DIRECTIONS FOR THIS TASK: Copy each line holding the string "Beam".
═════ ENTRIES SHOWN ═════
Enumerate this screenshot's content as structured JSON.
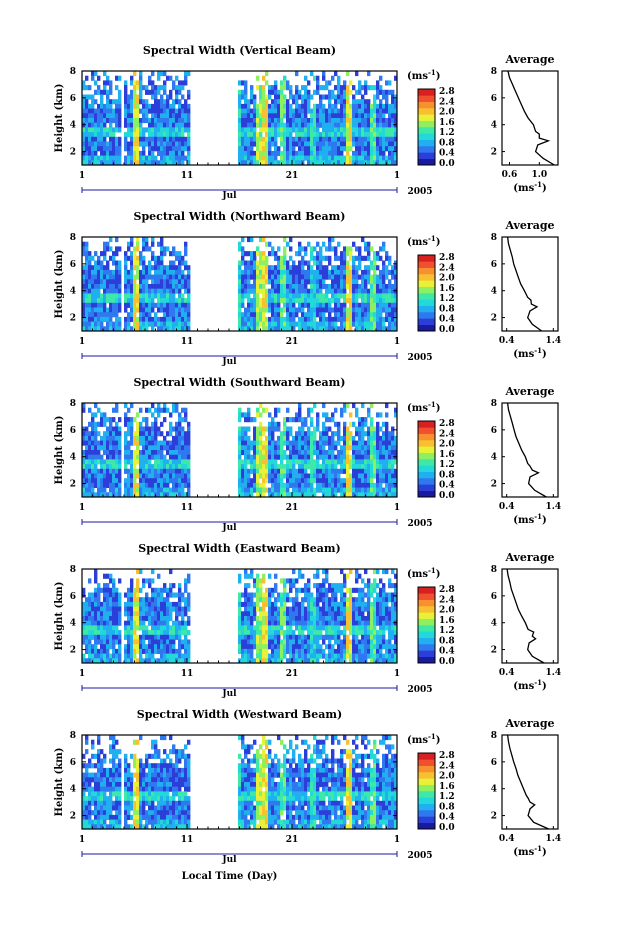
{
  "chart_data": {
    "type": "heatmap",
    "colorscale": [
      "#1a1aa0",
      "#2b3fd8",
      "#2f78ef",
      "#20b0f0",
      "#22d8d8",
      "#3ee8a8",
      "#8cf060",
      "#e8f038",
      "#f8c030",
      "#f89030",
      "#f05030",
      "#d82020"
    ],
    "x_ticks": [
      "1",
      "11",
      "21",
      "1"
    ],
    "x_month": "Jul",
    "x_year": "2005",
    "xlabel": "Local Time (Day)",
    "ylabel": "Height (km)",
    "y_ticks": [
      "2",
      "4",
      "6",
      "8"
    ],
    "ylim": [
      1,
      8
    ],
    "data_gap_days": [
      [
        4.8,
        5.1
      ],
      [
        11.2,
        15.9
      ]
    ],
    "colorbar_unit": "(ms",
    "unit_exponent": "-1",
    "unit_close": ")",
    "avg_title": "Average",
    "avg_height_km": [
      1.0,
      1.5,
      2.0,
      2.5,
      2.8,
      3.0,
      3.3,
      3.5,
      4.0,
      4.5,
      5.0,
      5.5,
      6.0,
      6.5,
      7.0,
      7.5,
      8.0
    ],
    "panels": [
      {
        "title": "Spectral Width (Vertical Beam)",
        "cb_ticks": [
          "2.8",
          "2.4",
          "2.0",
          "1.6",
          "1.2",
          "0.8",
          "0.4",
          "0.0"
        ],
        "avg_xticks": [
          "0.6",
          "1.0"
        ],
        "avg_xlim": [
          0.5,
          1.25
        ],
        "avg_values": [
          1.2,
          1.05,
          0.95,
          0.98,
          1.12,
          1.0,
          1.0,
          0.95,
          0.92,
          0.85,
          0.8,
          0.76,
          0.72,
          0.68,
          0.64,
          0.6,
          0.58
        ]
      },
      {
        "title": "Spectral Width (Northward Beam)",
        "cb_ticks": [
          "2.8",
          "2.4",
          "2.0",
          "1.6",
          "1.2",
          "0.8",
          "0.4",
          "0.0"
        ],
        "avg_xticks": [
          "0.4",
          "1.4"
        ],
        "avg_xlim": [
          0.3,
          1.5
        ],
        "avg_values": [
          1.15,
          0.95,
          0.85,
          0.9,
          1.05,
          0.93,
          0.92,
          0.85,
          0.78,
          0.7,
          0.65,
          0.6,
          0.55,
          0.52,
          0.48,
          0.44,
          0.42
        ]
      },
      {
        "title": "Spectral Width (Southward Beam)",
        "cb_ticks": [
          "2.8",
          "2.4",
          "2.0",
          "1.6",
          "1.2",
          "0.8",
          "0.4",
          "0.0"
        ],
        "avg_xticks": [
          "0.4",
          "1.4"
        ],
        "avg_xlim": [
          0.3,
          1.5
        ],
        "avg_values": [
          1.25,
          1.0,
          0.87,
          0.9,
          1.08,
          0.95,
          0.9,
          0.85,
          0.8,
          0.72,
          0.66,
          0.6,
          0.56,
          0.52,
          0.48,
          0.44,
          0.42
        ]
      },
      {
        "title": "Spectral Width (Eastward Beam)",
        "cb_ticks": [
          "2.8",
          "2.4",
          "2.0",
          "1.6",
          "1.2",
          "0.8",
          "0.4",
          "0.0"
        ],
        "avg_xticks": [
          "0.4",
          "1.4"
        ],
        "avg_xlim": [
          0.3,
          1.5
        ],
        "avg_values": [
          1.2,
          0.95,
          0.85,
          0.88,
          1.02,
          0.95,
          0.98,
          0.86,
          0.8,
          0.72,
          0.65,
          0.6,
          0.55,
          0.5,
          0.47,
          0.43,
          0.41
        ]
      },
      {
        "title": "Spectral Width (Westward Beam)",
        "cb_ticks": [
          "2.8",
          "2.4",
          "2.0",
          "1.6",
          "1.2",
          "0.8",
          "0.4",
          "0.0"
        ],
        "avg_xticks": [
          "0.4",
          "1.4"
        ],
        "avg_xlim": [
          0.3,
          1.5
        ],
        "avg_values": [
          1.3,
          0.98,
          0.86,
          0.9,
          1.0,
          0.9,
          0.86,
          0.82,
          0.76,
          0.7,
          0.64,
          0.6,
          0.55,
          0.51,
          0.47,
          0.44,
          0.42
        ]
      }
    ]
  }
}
═════
TASK ANSWER:
        "title": "Spectral Width (Vertical Beam)",
        "title": "Spectral Width (Northward Beam)",
        "title": "Spectral Width (Southward Beam)",
        "title": "Spectral Width (Eastward Beam)",
        "title": "Spectral Width (Westward Beam)",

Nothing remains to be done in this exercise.